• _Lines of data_
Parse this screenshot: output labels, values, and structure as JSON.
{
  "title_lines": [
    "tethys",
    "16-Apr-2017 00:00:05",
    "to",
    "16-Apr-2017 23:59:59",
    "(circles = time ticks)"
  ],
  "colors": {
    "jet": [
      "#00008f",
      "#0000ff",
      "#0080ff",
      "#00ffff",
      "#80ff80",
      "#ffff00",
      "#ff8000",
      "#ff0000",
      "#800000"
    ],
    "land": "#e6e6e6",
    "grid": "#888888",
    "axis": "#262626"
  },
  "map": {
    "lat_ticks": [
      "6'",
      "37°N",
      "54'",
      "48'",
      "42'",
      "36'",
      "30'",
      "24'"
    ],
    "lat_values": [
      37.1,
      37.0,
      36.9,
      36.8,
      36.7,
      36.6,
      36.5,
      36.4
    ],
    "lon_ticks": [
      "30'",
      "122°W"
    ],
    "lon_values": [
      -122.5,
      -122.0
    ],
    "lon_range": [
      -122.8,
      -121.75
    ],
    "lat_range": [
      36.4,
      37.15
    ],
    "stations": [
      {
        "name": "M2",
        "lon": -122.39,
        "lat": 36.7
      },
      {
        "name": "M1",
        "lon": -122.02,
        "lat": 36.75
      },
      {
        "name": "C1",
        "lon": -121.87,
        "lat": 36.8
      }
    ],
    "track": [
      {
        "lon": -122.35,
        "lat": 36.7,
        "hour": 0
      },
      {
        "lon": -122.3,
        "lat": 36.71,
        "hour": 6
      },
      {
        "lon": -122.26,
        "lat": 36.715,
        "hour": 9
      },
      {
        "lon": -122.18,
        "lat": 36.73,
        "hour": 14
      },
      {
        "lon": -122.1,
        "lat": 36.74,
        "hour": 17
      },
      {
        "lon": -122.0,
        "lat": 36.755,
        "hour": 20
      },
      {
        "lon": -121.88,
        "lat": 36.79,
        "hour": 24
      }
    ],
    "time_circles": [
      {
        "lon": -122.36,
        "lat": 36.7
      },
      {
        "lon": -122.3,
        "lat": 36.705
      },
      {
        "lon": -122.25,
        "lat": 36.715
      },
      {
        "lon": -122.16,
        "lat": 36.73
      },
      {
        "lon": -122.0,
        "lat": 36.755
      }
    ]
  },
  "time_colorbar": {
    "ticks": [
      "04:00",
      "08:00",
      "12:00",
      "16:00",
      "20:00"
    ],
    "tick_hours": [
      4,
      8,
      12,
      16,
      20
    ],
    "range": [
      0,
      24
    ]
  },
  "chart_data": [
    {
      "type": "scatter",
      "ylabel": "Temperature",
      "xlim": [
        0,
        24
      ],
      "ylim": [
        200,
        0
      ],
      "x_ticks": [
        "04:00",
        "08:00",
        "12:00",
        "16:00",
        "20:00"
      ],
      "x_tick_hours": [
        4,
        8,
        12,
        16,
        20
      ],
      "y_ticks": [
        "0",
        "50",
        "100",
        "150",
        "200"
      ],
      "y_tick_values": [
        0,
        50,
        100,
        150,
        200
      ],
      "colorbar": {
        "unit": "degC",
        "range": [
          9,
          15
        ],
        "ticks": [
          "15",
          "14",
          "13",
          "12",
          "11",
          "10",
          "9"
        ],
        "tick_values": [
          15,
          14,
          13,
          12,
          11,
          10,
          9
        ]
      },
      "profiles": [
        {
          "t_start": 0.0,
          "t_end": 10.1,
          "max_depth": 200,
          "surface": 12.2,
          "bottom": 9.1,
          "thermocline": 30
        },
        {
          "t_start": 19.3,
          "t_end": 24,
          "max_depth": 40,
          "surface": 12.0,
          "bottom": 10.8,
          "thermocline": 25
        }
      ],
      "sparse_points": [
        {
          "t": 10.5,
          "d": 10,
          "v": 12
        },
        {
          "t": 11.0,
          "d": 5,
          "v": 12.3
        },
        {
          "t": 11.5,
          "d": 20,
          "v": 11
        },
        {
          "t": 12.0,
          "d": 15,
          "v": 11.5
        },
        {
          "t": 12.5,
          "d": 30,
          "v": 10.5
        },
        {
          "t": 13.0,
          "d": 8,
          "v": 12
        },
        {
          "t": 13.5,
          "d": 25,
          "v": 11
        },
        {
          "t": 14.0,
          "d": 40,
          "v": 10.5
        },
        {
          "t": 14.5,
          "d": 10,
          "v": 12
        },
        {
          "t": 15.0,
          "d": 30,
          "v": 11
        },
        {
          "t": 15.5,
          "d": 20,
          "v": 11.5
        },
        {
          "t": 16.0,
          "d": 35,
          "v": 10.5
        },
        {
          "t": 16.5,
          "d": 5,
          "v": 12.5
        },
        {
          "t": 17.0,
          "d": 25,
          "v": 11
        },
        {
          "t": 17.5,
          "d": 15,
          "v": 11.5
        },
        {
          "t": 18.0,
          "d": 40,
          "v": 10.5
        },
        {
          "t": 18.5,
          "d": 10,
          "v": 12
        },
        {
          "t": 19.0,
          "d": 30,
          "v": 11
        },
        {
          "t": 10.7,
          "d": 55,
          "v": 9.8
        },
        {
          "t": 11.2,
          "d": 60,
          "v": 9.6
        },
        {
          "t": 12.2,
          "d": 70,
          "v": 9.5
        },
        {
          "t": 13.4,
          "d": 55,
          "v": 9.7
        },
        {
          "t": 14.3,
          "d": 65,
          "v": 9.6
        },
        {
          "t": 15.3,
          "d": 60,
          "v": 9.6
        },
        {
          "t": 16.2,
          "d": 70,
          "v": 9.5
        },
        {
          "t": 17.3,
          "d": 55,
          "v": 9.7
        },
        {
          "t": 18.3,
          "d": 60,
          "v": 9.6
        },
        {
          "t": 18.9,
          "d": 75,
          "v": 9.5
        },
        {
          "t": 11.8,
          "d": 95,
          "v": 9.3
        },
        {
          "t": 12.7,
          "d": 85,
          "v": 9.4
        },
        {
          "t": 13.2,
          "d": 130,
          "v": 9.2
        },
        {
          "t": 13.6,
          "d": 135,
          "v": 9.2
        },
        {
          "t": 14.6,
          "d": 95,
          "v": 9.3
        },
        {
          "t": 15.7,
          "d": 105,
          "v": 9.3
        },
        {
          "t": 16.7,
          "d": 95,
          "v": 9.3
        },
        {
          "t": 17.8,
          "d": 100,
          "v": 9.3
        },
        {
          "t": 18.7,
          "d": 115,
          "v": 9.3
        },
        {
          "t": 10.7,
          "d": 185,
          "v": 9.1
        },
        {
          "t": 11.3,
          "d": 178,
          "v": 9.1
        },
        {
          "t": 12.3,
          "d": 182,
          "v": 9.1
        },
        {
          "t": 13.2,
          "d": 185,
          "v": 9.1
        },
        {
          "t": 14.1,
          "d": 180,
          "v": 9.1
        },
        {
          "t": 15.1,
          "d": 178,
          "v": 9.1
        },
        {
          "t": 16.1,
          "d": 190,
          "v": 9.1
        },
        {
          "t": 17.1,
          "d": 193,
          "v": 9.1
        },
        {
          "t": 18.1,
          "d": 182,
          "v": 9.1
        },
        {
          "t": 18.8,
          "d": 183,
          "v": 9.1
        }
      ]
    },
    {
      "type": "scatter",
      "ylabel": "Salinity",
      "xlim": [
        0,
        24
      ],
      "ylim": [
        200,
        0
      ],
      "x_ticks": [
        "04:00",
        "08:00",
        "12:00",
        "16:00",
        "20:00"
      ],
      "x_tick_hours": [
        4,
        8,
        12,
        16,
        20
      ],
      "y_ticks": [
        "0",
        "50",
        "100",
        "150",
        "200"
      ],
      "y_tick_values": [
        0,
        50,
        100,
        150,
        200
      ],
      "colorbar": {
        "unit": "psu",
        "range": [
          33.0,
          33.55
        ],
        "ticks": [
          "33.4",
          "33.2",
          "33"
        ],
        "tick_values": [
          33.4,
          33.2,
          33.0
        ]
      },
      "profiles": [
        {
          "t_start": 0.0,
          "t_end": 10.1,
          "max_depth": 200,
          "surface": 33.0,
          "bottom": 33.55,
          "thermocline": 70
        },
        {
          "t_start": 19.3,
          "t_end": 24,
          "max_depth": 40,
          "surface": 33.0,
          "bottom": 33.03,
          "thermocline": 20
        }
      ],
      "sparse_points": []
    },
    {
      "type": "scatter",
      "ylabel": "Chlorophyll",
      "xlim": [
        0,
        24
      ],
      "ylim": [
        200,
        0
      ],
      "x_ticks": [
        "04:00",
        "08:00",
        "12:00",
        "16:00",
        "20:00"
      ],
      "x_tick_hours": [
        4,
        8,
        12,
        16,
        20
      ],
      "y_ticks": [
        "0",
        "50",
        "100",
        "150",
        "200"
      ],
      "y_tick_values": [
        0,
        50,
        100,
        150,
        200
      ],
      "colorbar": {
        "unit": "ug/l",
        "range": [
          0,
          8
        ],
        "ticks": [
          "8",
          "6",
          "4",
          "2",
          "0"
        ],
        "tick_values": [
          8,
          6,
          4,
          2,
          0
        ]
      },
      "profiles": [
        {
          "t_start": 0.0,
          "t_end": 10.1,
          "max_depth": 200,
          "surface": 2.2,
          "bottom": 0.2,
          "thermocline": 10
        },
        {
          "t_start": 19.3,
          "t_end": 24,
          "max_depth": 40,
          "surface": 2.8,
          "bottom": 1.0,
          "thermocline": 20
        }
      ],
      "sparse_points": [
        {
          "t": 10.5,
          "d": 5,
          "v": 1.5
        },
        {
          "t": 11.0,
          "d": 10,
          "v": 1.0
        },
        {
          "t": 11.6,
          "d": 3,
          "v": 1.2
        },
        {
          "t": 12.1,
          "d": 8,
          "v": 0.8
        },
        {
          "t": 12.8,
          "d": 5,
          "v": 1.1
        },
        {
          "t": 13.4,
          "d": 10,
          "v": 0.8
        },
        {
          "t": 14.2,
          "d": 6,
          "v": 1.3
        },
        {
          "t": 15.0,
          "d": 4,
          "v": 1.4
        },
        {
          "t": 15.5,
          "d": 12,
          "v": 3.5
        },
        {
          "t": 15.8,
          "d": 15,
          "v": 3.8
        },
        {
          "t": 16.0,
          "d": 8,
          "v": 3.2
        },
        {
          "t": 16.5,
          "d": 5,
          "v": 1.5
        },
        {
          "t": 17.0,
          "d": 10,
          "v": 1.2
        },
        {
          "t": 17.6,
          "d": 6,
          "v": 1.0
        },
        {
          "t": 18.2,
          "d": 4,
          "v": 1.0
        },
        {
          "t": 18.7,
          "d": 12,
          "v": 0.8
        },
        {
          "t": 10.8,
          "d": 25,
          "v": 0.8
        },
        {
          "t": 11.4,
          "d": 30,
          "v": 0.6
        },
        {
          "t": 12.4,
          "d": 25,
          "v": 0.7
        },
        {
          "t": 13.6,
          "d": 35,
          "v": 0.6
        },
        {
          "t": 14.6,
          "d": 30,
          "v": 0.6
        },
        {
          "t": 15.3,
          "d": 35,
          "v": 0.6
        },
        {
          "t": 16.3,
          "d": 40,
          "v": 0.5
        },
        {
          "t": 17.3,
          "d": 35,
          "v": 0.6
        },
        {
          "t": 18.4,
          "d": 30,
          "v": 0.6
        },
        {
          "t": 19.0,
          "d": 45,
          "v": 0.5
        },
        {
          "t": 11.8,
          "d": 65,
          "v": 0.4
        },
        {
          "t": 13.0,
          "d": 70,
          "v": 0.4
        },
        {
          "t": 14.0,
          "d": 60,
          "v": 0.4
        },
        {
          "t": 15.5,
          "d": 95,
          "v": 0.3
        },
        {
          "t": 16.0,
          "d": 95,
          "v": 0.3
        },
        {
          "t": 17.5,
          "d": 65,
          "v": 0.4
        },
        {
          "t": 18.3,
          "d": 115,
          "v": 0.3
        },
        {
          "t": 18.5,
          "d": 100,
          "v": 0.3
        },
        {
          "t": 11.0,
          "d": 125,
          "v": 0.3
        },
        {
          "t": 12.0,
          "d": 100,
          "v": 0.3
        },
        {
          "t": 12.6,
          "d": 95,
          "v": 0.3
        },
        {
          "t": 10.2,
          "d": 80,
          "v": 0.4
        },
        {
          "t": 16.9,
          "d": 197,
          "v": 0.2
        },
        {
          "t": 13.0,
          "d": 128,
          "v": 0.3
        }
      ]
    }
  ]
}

• _DESCRIPTION OF THE TASK_
Among these entries, how many lines include the string "thermocline"? Reply with the number by itself.

• _REPLY_
6